REQUIRED TASK: It is required that all of the data be written out exactly.

Stored data
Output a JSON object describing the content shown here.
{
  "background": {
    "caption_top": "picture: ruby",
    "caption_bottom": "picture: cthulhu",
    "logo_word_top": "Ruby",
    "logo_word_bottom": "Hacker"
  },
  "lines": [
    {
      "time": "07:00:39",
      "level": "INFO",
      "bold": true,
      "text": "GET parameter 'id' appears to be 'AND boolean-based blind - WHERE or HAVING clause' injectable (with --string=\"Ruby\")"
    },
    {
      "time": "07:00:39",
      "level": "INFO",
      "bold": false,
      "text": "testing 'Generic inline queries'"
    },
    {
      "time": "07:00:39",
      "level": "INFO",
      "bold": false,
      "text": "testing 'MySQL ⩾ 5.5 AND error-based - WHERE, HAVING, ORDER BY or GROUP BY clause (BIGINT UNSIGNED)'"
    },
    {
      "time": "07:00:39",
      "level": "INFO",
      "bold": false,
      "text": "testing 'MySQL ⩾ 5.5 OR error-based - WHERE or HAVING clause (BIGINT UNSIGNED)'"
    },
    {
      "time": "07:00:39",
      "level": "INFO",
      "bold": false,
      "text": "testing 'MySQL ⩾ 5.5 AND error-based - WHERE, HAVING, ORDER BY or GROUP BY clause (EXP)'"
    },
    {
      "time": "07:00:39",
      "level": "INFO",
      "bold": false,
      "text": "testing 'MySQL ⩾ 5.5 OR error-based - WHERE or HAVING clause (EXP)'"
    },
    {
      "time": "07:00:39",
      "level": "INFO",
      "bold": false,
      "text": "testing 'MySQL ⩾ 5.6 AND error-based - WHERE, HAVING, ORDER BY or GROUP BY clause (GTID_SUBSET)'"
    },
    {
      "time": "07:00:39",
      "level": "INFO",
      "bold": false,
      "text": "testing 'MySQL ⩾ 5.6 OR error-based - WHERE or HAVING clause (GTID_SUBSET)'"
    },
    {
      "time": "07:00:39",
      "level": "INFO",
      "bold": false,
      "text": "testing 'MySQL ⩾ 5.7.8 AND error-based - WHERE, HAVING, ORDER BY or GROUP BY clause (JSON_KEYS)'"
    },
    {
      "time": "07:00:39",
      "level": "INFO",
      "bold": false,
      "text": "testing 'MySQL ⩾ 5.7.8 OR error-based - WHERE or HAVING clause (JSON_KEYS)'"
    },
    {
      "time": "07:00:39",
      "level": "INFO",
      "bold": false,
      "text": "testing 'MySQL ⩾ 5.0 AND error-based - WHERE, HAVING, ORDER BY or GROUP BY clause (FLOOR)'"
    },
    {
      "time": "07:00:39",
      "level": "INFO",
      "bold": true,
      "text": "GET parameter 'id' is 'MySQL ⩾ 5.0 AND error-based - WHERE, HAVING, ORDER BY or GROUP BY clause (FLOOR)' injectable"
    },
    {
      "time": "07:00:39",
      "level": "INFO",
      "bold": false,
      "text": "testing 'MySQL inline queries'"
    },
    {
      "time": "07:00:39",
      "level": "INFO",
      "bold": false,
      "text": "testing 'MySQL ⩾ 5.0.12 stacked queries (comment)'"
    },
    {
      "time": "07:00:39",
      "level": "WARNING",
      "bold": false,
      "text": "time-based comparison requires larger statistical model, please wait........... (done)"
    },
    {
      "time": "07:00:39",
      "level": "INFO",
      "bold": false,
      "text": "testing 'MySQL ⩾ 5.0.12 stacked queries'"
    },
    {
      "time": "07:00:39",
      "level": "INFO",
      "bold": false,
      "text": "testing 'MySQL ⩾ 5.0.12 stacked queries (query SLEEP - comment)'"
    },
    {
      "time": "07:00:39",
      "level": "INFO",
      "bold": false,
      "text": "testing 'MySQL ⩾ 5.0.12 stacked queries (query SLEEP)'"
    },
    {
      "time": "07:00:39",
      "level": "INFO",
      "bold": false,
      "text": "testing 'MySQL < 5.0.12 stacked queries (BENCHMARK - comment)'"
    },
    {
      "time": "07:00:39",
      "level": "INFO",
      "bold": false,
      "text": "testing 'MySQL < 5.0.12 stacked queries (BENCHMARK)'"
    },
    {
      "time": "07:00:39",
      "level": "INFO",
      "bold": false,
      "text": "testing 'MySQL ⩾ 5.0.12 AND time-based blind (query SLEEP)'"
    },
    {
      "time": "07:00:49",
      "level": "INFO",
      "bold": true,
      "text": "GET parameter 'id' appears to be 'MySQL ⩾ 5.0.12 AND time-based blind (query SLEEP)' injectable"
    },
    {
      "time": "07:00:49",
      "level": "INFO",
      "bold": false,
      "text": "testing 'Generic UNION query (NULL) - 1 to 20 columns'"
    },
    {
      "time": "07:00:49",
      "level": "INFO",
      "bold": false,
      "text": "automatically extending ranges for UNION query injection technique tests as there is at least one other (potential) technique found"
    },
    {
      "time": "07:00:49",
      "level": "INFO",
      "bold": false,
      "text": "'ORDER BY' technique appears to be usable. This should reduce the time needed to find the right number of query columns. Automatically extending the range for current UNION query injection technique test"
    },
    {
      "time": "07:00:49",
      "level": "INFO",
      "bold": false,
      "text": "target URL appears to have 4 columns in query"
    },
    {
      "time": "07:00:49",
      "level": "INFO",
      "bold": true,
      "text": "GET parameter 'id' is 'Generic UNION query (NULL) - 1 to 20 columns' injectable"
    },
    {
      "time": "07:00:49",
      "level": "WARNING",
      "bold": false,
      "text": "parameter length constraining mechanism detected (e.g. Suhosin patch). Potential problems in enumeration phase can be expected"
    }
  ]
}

FULL OUTPUT:
Output a JSON object describing the content shown here.
{
  "background": {
    "caption_top": "picture: ruby",
    "caption_bottom": "picture: cthulhu",
    "logo_word_top": "Ruby",
    "logo_word_bottom": "Hacker"
  },
  "lines": [
    {
      "time": "07:00:39",
      "level": "INFO",
      "bold": true,
      "text": "GET parameter 'id' appears to be 'AND boolean-based blind - WHERE or HAVING clause' injectable (with --string=\"Ruby\")"
    },
    {
      "time": "07:00:39",
      "level": "INFO",
      "bold": false,
      "text": "testing 'Generic inline queries'"
    },
    {
      "time": "07:00:39",
      "level": "INFO",
      "bold": false,
      "text": "testing 'MySQL ⩾ 5.5 AND error-based - WHERE, HAVING, ORDER BY or GROUP BY clause (BIGINT UNSIGNED)'"
    },
    {
      "time": "07:00:39",
      "level": "INFO",
      "bold": false,
      "text": "testing 'MySQL ⩾ 5.5 OR error-based - WHERE or HAVING clause (BIGINT UNSIGNED)'"
    },
    {
      "time": "07:00:39",
      "level": "INFO",
      "bold": false,
      "text": "testing 'MySQL ⩾ 5.5 AND error-based - WHERE, HAVING, ORDER BY or GROUP BY clause (EXP)'"
    },
    {
      "time": "07:00:39",
      "level": "INFO",
      "bold": false,
      "text": "testing 'MySQL ⩾ 5.5 OR error-based - WHERE or HAVING clause (EXP)'"
    },
    {
      "time": "07:00:39",
      "level": "INFO",
      "bold": false,
      "text": "testing 'MySQL ⩾ 5.6 AND error-based - WHERE, HAVING, ORDER BY or GROUP BY clause (GTID_SUBSET)'"
    },
    {
      "time": "07:00:39",
      "level": "INFO",
      "bold": false,
      "text": "testing 'MySQL ⩾ 5.6 OR error-based - WHERE or HAVING clause (GTID_SUBSET)'"
    },
    {
      "time": "07:00:39",
      "level": "INFO",
      "bold": false,
      "text": "testing 'MySQL ⩾ 5.7.8 AND error-based - WHERE, HAVING, ORDER BY or GROUP BY clause (JSON_KEYS)'"
    },
    {
      "time": "07:00:39",
      "level": "INFO",
      "bold": false,
      "text": "testing 'MySQL ⩾ 5.7.8 OR error-based - WHERE or HAVING clause (JSON_KEYS)'"
    },
    {
      "time": "07:00:39",
      "level": "INFO",
      "bold": false,
      "text": "testing 'MySQL ⩾ 5.0 AND error-based - WHERE, HAVING, ORDER BY or GROUP BY clause (FLOOR)'"
    },
    {
      "time": "07:00:39",
      "level": "INFO",
      "bold": true,
      "text": "GET parameter 'id' is 'MySQL ⩾ 5.0 AND error-based - WHERE, HAVING, ORDER BY or GROUP BY clause (FLOOR)' injectable"
    },
    {
      "time": "07:00:39",
      "level": "INFO",
      "bold": false,
      "text": "testing 'MySQL inline queries'"
    },
    {
      "time": "07:00:39",
      "level": "INFO",
      "bold": false,
      "text": "testing 'MySQL ⩾ 5.0.12 stacked queries (comment)'"
    },
    {
      "time": "07:00:39",
      "level": "WARNING",
      "bold": false,
      "text": "time-based comparison requires larger statistical model, please wait........... (done)"
    },
    {
      "time": "07:00:39",
      "level": "INFO",
      "bold": false,
      "text": "testing 'MySQL ⩾ 5.0.12 stacked queries'"
    },
    {
      "time": "07:00:39",
      "level": "INFO",
      "bold": false,
      "text": "testing 'MySQL ⩾ 5.0.12 stacked queries (query SLEEP - comment)'"
    },
    {
      "time": "07:00:39",
      "level": "INFO",
      "bold": false,
      "text": "testing 'MySQL ⩾ 5.0.12 stacked queries (query SLEEP)'"
    },
    {
      "time": "07:00:39",
      "level": "INFO",
      "bold": false,
      "text": "testing 'MySQL < 5.0.12 stacked queries (BENCHMARK - comment)'"
    },
    {
      "time": "07:00:39",
      "level": "INFO",
      "bold": false,
      "text": "testing 'MySQL < 5.0.12 stacked queries (BENCHMARK)'"
    },
    {
      "time": "07:00:39",
      "level": "INFO",
      "bold": false,
      "text": "testing 'MySQL ⩾ 5.0.12 AND time-based blind (query SLEEP)'"
    },
    {
      "time": "07:00:49",
      "level": "INFO",
      "bold": true,
      "text": "GET parameter 'id' appears to be 'MySQL ⩾ 5.0.12 AND time-based blind (query SLEEP)' injectable"
    },
    {
      "time": "07:00:49",
      "level": "INFO",
      "bold": false,
      "text": "testing 'Generic UNION query (NULL) - 1 to 20 columns'"
    },
    {
      "time": "07:00:49",
      "level": "INFO",
      "bold": false,
      "text": "automatically extending ranges for UNION query injection technique tests as there is at least one other (potential) technique found"
    },
    {
      "time": "07:00:49",
      "level": "INFO",
      "bold": false,
      "text": "'ORDER BY' technique appears to be usable. This should reduce the time needed to find the right number of query columns. Automatically extending the range for current UNION query injection technique test"
    },
    {
      "time": "07:00:49",
      "level": "INFO",
      "bold": false,
      "text": "target URL appears to have 4 columns in query"
    },
    {
      "time": "07:00:49",
      "level": "INFO",
      "bold": true,
      "text": "GET parameter 'id' is 'Generic UNION query (NULL) - 1 to 20 columns' injectable"
    },
    {
      "time": "07:00:49",
      "level": "WARNING",
      "bold": false,
      "text": "parameter length constraining mechanism detected (e.g. Suhosin patch). Potential problems in enumeration phase can be expected"
    }
  ]
}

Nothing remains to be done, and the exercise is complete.